(Records)
- - -
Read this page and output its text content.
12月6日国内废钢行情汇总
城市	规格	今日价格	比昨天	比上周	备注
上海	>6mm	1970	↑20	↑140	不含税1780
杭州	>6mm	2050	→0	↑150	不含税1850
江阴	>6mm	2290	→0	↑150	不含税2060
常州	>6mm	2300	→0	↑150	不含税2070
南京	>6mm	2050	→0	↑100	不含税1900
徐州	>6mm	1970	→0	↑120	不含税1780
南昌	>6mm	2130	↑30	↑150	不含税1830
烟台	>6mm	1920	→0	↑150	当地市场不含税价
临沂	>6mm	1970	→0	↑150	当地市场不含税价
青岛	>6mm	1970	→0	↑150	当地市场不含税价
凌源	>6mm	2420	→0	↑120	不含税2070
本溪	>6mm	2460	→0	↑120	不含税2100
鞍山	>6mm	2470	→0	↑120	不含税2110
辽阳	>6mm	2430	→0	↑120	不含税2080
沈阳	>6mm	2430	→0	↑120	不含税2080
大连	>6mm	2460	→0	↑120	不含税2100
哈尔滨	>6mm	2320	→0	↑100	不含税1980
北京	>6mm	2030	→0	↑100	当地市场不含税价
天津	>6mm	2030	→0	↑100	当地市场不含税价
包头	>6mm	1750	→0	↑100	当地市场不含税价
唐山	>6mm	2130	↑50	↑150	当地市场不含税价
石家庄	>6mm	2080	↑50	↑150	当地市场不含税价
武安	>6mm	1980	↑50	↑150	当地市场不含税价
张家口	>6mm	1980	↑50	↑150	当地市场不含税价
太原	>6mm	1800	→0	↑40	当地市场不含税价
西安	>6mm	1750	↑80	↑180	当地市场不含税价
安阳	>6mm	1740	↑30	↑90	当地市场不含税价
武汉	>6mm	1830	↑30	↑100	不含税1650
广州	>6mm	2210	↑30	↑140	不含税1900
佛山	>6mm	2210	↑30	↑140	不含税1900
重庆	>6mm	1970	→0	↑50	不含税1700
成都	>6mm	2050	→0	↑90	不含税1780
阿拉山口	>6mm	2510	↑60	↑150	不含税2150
- - -
REQUIREMENT:
Output all preceding records character for character.

ANSWER FOR THIS EXERCISE:
Read this page and output its text content.
12月6日国内废钢行情汇总
城市	规格	今日价格	比昨天	比上周	备注
上海	>6mm	1970	↑20	↑140	不含税1780
杭州	>6mm	2050	→0	↑150	不含税1850
江阴	>6mm	2290	→0	↑150	不含税2060
常州	>6mm	2300	→0	↑150	不含税2070
南京	>6mm	2050	→0	↑100	不含税1900
徐州	>6mm	1970	→0	↑120	不含税1780
南昌	>6mm	2130	↑30	↑150	不含税1830
烟台	>6mm	1920	→0	↑150	当地市场不含税价
临沂	>6mm	1970	→0	↑150	当地市场不含税价
青岛	>6mm	1970	→0	↑150	当地市场不含税价
凌源	>6mm	2420	→0	↑120	不含税2070
本溪	>6mm	2460	→0	↑120	不含税2100
鞍山	>6mm	2470	→0	↑120	不含税2110
辽阳	>6mm	2430	→0	↑120	不含税2080
沈阳	>6mm	2430	→0	↑120	不含税2080
大连	>6mm	2460	→0	↑120	不含税2100
哈尔滨	>6mm	2320	→0	↑100	不含税1980
北京	>6mm	2030	→0	↑100	当地市场不含税价
天津	>6mm	2030	→0	↑100	当地市场不含税价
包头	>6mm	1750	→0	↑100	当地市场不含税价
唐山	>6mm	2130	↑50	↑150	当地市场不含税价
石家庄	>6mm	2080	↑50	↑150	当地市场不含税价
武安	>6mm	1980	↑50	↑150	当地市场不含税价
张家口	>6mm	1980	↑50	↑150	当地市场不含税价
太原	>6mm	1800	→0	↑40	当地市场不含税价
西安	>6mm	1750	↑80	↑180	当地市场不含税价
安阳	>6mm	1740	↑30	↑90	当地市场不含税价
武汉	>6mm	1830	↑30	↑100	不含税1650
广州	>6mm	2210	↑30	↑140	不含税1900
佛山	>6mm	2210	↑30	↑140	不含税1900
重庆	>6mm	1970	→0	↑50	不含税1700
成都	>6mm	2050	→0	↑90	不含税1780
阿拉山口	>6mm	2510	↑60	↑150	不含税2150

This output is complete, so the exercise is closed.